• **EXERCISE DESCRIPTION**: Look through the listing below, and wherever a line has the string "Adam", pull it out.

• **GIVEN INFORMATION**:
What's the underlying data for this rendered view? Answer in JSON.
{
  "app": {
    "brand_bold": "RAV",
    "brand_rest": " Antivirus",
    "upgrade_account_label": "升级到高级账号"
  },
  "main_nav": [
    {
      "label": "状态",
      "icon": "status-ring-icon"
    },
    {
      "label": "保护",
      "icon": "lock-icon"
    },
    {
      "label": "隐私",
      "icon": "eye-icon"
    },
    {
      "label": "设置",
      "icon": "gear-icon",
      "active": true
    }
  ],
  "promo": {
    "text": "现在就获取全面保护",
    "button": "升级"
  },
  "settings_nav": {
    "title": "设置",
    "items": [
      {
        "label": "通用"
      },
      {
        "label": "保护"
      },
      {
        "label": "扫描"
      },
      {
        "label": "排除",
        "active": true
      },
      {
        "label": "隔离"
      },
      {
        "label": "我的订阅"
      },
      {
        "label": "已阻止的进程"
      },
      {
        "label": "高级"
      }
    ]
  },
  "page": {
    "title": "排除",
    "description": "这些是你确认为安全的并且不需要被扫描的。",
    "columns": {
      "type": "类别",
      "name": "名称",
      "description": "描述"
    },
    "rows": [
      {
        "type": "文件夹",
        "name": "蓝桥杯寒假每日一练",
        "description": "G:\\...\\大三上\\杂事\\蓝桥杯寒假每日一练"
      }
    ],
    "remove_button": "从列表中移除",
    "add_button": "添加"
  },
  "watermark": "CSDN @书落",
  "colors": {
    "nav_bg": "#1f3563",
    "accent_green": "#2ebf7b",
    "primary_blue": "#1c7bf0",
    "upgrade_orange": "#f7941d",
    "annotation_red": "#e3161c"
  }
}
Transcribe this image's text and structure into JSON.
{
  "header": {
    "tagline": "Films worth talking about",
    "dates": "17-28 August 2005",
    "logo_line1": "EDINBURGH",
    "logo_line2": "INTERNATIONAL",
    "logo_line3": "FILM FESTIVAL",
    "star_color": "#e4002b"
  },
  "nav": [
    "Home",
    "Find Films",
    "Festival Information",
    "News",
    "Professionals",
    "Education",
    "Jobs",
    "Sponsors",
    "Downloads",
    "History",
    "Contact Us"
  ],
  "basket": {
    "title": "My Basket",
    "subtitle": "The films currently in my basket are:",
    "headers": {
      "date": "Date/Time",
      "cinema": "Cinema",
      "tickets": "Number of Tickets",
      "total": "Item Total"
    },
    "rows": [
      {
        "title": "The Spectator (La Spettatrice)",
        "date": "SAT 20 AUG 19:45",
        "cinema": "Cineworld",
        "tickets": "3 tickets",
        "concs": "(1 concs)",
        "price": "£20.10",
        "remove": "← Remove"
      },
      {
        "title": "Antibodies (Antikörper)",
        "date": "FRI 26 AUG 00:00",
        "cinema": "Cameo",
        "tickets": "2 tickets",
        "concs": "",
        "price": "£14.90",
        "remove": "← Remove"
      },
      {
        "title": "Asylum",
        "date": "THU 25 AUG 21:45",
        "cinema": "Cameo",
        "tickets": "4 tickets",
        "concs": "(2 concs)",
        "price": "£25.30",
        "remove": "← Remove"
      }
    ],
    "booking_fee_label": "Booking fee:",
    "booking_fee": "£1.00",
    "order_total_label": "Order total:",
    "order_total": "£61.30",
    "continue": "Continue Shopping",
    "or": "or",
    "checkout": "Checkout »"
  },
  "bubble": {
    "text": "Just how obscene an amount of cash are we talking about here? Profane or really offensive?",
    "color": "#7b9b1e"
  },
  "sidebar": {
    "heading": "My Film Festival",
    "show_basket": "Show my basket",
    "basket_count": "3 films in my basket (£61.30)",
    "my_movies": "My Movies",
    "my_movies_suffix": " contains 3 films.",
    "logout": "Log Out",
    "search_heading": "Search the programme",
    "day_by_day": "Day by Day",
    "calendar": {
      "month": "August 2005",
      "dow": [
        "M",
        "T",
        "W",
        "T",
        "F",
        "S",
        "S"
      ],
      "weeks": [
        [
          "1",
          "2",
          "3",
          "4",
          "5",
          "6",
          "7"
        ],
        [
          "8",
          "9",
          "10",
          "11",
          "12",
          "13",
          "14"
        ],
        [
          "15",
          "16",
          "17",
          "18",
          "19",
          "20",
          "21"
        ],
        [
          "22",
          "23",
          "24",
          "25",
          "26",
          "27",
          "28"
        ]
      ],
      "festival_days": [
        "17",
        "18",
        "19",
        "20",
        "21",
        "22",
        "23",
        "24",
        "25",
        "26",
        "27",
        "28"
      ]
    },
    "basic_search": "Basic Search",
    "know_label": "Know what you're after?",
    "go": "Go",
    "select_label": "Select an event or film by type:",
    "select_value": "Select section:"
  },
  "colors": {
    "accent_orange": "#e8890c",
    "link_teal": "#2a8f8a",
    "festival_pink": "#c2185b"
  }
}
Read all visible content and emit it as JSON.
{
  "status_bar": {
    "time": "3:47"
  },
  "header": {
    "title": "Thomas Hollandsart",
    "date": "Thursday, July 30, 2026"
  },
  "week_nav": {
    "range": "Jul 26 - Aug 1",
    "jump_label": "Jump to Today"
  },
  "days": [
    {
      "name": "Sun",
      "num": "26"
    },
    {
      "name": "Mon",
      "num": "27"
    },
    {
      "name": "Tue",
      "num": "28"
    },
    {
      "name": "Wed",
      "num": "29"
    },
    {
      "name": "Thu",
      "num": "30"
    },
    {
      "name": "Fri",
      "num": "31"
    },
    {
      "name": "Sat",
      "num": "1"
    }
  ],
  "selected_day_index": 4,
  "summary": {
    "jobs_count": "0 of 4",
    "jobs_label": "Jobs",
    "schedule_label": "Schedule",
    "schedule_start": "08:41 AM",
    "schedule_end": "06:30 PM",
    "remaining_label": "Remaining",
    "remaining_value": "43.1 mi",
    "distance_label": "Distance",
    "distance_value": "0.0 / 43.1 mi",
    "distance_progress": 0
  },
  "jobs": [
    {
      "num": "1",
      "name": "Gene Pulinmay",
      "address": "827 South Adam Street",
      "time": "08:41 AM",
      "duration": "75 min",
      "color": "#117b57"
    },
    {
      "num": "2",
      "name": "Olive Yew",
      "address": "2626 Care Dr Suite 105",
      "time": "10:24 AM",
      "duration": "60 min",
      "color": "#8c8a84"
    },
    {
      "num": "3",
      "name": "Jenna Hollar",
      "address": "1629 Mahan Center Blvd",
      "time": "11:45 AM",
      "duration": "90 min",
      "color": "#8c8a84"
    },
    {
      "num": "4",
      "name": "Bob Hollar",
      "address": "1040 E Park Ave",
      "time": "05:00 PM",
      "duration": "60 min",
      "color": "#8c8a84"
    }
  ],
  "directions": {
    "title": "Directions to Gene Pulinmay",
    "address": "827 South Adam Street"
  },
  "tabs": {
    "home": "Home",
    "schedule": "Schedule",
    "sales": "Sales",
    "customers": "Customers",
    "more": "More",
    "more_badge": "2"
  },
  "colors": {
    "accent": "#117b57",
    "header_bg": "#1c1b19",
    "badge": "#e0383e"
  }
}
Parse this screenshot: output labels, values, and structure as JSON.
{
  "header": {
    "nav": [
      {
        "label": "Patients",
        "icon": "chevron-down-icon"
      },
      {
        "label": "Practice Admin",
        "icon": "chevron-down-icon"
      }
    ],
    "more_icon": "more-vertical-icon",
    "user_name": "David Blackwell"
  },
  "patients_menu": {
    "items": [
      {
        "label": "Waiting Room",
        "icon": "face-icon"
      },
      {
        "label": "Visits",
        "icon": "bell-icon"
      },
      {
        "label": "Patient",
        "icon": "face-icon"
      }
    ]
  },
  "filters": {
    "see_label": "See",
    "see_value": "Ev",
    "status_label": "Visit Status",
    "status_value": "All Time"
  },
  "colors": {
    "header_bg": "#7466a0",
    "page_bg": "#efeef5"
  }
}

• **WRITTEN ANSWER**:
      "address": "827 South Adam Street",
    "address": "827 South Adam Street"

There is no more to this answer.